◆ **Dataset records**:
Start
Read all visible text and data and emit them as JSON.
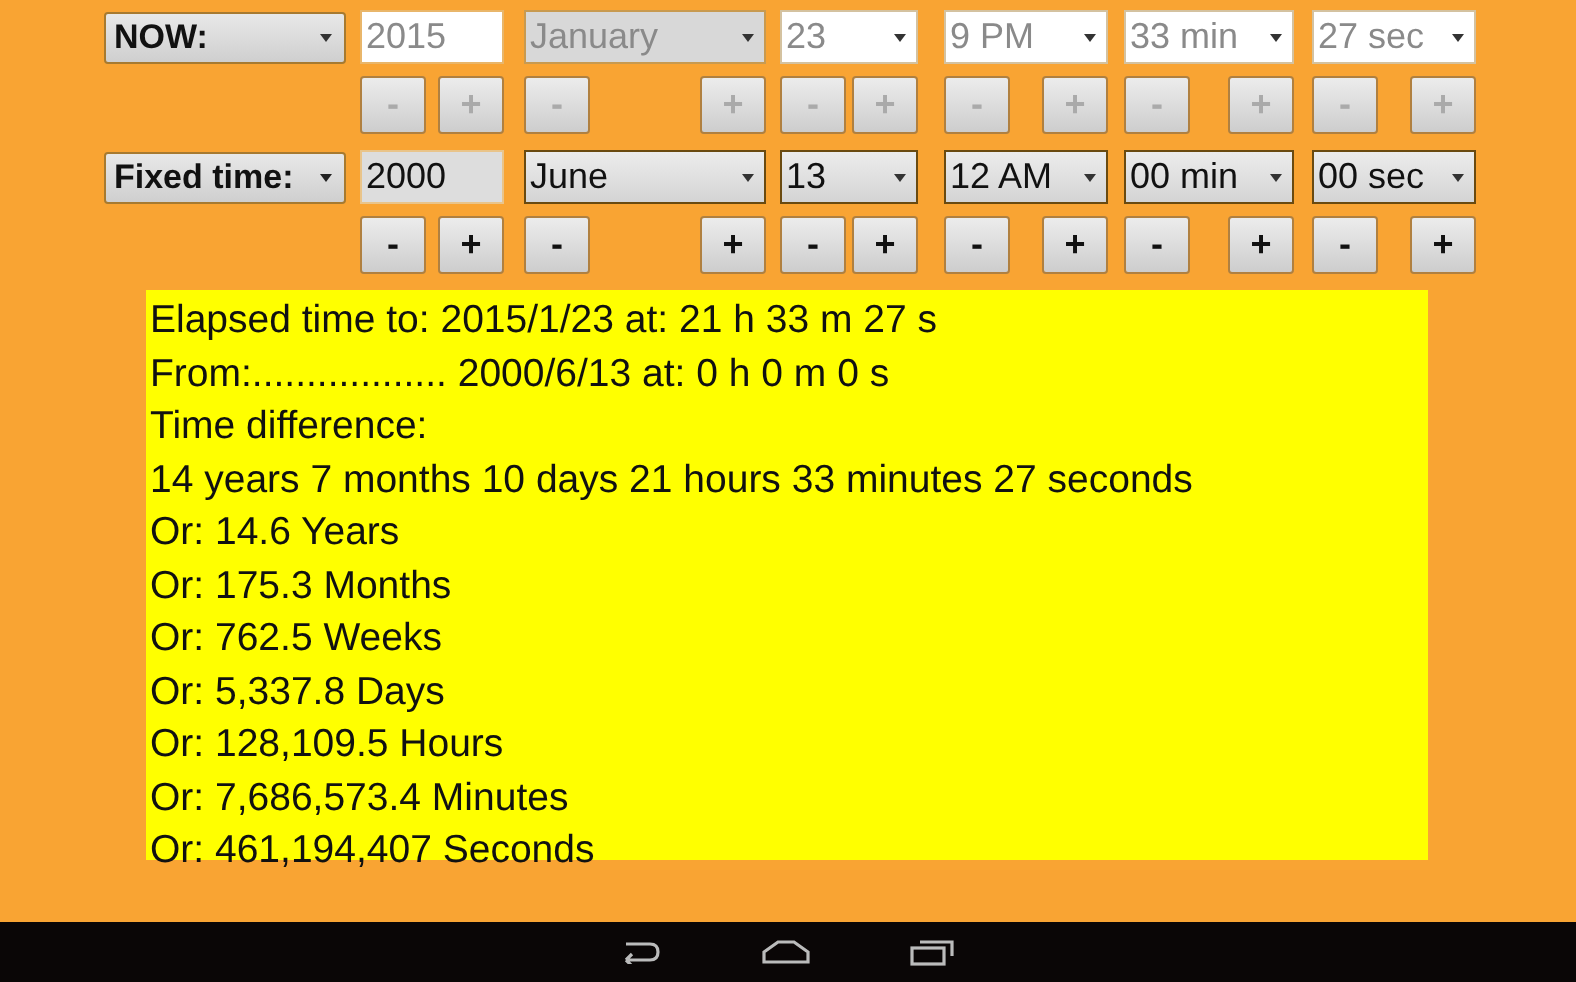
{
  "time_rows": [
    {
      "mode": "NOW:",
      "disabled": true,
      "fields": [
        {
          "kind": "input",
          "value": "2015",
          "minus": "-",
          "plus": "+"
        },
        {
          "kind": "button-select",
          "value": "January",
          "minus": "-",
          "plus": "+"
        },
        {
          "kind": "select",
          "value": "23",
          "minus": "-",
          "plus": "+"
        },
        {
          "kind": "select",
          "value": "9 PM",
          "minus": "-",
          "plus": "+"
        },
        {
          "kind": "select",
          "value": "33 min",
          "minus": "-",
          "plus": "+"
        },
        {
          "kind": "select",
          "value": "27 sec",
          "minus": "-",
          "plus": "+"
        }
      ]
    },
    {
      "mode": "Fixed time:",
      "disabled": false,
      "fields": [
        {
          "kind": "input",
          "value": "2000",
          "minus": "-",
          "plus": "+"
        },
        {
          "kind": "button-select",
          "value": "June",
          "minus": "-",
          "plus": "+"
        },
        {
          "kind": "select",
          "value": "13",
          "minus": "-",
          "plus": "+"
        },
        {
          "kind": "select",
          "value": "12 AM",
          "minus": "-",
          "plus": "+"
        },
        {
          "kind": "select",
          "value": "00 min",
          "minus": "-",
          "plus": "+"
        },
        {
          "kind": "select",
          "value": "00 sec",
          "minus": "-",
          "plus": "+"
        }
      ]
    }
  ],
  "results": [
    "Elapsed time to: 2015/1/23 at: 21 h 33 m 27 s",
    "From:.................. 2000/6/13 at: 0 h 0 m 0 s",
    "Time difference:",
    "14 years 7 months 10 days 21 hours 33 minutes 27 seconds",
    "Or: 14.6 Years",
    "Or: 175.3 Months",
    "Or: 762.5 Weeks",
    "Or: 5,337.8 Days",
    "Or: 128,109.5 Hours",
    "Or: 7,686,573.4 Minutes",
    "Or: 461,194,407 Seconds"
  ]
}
End
Start
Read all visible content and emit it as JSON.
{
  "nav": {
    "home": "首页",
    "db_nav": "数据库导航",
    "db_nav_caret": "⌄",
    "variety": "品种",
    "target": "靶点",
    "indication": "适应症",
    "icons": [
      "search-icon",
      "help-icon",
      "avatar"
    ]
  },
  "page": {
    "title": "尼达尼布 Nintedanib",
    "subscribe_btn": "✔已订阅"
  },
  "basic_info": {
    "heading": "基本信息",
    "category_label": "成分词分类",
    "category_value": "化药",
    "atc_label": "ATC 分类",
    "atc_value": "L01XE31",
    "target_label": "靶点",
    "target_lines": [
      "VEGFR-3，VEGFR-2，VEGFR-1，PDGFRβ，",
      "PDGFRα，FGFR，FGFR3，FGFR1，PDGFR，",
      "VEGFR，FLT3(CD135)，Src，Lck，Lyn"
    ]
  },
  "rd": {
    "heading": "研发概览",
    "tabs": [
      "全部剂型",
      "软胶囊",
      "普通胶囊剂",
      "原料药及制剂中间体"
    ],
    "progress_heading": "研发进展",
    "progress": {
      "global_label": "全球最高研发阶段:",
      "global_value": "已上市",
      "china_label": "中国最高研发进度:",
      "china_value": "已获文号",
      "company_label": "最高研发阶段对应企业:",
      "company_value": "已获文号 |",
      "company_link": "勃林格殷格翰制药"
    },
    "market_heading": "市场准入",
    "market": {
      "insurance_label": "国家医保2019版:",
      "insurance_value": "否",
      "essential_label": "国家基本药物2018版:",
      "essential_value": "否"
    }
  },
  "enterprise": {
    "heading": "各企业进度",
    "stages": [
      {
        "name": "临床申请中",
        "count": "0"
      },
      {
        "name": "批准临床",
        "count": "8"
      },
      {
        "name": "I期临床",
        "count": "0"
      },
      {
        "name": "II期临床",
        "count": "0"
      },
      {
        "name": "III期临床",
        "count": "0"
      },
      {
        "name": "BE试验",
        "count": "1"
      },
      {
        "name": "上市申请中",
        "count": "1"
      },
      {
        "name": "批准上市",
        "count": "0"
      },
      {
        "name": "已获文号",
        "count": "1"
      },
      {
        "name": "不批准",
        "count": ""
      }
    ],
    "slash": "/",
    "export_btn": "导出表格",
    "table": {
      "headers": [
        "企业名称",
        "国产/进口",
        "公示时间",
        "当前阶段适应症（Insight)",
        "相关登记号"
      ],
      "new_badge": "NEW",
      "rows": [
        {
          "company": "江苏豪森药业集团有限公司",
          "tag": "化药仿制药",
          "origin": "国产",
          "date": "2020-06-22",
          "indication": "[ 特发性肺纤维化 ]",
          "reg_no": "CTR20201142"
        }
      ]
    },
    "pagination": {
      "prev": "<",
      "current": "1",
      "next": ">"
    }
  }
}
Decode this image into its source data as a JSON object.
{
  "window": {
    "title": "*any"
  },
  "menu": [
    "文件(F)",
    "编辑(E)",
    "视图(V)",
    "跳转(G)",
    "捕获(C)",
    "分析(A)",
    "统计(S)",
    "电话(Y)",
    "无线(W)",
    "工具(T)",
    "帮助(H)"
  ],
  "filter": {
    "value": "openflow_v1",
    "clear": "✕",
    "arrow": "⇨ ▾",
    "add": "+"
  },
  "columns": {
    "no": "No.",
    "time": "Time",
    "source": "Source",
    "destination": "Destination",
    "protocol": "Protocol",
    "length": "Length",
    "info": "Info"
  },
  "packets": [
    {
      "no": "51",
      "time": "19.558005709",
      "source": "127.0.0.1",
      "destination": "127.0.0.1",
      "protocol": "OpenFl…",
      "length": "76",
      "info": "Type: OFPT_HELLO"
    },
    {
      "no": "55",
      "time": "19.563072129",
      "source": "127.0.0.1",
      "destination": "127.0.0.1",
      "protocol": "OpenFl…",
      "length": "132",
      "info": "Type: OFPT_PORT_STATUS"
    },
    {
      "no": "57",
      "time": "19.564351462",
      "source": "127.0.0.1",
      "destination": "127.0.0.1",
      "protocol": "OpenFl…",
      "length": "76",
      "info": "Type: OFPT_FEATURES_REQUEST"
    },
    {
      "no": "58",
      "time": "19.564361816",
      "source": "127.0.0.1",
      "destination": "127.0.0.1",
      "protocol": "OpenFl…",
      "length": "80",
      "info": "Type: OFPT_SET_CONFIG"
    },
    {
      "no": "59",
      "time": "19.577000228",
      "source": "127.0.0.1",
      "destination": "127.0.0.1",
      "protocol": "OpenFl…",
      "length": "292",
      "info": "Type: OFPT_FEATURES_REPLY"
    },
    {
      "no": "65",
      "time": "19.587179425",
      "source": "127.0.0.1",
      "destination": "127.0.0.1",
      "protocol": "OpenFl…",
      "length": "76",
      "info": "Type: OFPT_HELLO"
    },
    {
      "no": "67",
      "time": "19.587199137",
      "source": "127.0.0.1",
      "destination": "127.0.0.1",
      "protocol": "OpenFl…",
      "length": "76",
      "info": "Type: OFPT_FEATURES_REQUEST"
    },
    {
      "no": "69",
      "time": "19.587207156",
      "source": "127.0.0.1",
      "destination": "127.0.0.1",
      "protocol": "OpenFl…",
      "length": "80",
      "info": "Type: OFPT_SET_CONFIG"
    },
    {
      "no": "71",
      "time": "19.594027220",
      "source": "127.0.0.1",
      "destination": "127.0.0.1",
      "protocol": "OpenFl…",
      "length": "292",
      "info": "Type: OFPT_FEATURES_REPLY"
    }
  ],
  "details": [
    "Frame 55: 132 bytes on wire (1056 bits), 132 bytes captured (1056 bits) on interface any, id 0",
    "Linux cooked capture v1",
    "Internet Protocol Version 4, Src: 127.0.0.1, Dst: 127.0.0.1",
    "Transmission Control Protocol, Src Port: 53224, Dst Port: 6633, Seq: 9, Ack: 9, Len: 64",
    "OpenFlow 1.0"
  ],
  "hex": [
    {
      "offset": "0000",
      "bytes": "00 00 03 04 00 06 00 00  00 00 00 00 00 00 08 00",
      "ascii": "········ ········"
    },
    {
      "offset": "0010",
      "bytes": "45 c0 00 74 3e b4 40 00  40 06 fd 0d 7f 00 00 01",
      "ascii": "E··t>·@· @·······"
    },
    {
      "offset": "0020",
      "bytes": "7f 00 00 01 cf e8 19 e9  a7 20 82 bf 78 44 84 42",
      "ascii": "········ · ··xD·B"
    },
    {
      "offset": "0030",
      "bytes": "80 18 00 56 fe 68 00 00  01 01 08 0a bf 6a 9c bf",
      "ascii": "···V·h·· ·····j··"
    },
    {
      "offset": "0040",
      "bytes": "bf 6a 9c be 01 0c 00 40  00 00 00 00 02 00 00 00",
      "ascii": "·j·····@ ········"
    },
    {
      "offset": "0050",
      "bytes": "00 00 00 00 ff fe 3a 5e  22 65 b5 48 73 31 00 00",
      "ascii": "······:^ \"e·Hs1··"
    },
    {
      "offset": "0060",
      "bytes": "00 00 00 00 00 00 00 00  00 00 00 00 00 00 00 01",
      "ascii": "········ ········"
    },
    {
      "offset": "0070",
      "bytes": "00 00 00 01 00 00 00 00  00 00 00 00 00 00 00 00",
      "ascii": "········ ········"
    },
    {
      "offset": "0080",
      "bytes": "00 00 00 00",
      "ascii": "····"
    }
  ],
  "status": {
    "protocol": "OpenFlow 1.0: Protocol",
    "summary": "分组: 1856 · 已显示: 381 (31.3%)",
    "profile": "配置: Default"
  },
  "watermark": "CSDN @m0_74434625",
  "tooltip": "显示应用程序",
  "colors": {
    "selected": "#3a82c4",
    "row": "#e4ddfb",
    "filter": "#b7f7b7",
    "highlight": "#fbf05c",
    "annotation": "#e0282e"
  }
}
End
Return each line of the data that contains the string "offset".

      "offset": "0000",
      "offset": "0010",
      "offset": "0020",
      "offset": "0030",
      "offset": "0040",
      "offset": "0050",
      "offset": "0060",
      "offset": "0070",
      "offset": "0080",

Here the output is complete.